__YOUR INSTRUCTIONS__
Pick out the lines in the listing below that contain the word "دقائق" and copy them.

__EXTRACTED ENTRIES__
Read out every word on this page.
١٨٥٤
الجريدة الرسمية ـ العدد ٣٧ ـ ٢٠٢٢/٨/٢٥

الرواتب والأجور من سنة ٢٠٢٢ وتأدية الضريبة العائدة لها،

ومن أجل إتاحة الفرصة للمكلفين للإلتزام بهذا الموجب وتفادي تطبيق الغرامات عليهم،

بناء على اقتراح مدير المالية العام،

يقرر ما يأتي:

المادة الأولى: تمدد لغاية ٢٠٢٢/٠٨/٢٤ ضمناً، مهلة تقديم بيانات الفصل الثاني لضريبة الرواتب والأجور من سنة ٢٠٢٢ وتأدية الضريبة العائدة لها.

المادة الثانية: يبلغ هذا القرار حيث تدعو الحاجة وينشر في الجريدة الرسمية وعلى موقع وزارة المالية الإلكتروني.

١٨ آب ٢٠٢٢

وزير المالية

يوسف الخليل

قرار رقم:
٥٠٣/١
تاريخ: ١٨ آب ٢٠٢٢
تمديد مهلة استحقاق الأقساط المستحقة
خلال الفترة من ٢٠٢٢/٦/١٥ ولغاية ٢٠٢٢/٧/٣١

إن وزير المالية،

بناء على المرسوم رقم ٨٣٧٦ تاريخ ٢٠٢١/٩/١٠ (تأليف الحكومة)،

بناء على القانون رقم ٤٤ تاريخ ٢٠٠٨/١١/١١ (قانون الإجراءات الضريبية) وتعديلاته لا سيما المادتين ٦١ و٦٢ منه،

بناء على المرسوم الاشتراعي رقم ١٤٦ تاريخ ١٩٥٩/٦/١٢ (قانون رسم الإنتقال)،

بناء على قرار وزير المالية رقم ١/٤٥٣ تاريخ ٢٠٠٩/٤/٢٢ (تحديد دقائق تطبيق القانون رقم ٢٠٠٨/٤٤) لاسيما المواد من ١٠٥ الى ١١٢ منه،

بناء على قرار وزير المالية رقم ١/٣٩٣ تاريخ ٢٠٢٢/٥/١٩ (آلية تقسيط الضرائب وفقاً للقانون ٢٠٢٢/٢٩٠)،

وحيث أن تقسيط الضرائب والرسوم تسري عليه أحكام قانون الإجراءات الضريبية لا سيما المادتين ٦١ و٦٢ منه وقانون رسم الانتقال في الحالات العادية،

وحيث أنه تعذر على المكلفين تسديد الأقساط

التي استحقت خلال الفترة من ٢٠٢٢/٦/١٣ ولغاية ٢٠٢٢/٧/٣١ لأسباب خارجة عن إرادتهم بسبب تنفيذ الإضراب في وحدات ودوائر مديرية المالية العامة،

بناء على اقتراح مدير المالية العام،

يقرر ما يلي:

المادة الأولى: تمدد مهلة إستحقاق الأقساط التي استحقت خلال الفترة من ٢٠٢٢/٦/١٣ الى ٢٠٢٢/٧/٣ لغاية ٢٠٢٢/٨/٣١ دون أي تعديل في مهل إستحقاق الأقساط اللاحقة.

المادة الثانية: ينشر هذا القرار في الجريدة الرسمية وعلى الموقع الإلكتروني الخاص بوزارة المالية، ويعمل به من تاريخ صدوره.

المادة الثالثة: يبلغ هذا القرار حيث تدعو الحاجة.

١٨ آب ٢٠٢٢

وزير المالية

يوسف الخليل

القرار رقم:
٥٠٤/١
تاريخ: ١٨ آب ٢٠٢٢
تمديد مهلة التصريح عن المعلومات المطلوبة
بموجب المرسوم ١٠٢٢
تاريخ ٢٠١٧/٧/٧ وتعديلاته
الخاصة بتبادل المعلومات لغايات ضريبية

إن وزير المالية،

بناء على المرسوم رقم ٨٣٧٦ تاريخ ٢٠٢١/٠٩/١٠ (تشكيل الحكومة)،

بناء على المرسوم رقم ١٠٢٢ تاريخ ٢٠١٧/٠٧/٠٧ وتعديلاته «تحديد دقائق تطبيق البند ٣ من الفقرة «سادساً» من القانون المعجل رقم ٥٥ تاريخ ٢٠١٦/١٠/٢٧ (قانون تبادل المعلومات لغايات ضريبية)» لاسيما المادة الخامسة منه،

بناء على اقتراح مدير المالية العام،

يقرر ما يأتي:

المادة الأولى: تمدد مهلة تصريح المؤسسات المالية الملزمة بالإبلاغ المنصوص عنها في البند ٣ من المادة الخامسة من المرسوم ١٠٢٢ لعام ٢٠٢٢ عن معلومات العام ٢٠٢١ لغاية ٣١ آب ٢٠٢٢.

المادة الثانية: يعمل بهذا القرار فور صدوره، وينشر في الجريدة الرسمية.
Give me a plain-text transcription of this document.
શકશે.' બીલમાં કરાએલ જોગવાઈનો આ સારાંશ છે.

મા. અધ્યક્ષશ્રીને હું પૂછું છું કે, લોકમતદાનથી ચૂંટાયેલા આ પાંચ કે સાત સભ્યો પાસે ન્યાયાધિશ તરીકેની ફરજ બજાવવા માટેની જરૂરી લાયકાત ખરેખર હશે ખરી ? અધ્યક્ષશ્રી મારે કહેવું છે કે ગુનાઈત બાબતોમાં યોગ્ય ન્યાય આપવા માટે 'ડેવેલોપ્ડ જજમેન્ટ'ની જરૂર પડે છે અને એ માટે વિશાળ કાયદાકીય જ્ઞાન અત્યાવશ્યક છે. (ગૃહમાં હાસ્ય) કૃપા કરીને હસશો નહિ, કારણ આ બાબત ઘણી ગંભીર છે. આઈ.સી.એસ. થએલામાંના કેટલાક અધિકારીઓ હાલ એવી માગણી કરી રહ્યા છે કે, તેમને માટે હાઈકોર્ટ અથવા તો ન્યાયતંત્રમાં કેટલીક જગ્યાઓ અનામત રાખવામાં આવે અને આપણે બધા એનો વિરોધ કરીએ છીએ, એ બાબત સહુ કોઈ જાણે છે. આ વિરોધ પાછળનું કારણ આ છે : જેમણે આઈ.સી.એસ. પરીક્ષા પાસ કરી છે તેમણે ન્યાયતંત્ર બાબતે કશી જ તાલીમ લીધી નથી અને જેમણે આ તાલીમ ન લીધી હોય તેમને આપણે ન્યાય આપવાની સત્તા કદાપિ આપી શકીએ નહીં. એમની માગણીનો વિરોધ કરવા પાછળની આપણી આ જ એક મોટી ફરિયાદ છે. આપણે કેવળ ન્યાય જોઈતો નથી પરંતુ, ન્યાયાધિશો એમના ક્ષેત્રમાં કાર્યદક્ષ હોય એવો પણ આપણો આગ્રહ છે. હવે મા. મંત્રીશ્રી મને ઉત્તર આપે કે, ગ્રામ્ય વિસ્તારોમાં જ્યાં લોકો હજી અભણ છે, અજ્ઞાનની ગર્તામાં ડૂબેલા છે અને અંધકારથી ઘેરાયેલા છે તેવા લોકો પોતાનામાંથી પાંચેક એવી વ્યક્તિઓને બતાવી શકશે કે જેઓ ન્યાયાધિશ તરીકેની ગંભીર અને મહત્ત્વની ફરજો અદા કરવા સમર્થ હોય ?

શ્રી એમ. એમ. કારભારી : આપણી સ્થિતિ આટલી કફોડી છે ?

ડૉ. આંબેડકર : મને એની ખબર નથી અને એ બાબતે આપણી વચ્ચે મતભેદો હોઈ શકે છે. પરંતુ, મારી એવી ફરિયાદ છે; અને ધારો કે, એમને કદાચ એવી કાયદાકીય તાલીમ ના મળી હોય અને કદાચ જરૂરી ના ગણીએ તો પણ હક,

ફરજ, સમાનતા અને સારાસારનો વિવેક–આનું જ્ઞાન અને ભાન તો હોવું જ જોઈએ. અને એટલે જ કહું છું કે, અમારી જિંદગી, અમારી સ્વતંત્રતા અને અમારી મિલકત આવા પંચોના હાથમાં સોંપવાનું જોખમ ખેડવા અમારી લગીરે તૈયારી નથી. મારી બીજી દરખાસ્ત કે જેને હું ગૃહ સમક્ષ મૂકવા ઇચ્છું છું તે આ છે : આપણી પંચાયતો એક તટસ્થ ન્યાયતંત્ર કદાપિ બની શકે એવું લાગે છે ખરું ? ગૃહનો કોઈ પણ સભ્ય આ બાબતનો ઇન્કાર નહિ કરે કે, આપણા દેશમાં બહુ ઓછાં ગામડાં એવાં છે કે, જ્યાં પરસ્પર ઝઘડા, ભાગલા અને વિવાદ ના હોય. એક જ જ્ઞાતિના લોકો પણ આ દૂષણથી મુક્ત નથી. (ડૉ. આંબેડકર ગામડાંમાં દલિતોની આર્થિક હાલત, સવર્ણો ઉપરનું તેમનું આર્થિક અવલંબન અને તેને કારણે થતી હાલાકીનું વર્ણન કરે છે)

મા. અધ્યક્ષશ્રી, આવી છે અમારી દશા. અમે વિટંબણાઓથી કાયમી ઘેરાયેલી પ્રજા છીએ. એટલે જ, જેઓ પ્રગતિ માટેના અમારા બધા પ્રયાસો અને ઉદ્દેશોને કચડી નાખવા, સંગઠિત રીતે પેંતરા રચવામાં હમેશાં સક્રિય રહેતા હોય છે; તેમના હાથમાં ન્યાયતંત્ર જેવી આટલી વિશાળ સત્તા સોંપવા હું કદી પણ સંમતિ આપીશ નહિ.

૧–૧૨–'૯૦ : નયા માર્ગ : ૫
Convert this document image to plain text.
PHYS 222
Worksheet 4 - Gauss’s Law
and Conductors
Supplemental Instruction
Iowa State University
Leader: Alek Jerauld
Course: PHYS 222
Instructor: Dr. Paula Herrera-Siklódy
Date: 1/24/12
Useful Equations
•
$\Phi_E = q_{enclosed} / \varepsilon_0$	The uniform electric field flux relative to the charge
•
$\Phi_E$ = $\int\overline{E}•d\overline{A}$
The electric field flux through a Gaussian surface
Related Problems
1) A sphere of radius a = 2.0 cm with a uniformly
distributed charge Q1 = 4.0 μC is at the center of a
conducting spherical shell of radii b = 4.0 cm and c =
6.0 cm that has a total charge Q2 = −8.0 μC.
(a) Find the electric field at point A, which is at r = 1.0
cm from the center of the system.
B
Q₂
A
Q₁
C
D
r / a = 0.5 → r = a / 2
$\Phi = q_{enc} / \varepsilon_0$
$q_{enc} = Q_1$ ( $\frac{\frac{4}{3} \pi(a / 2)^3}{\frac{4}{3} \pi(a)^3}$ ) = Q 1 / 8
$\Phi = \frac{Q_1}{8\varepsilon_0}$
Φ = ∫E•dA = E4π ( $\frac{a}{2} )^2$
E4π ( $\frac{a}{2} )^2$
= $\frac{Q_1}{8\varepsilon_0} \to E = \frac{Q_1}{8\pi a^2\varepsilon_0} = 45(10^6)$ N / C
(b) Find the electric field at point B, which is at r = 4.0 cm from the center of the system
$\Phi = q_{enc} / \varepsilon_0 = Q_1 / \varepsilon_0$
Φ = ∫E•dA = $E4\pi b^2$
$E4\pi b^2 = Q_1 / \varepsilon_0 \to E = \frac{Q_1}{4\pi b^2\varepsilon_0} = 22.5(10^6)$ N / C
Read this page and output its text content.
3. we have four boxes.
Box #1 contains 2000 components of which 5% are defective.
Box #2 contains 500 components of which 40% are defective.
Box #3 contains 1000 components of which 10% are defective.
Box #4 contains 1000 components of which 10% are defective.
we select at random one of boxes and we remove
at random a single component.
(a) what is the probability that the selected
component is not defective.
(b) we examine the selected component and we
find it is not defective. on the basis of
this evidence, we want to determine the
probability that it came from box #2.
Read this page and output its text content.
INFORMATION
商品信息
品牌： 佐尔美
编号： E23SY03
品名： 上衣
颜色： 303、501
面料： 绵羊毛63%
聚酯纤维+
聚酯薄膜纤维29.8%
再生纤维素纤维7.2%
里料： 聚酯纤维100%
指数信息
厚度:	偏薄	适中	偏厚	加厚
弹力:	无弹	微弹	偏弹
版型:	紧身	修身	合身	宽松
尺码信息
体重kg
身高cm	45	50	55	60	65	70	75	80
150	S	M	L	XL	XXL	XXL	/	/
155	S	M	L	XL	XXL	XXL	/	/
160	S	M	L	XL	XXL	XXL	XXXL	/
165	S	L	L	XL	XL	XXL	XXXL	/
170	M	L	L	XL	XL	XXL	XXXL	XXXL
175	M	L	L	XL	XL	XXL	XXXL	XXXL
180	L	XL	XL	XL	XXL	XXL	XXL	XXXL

__TASK SOLUTION__
بناء على قرار وزير المالية رقم ١/٤٥٣ تاريخ ٢٠٠٩/٤/٢٢ (تحديد دقائق تطبيق القانون رقم ٢٠٠٨/٤٤) لاسيما المواد من ١٠٥ الى ١١٢ منه،
بناء على المرسوم رقم ١٠٢٢ تاريخ ٢٠١٧/٠٧/٠٧ وتعديلاته «تحديد دقائق تطبيق البند ٣ من الفقرة «سادساً» من القانون المعجل رقم ٥٥ تاريخ ٢٠١٦/١٠/٢٧ (قانون تبادل المعلومات لغايات ضريبية)» لاسيما المادة الخامسة منه،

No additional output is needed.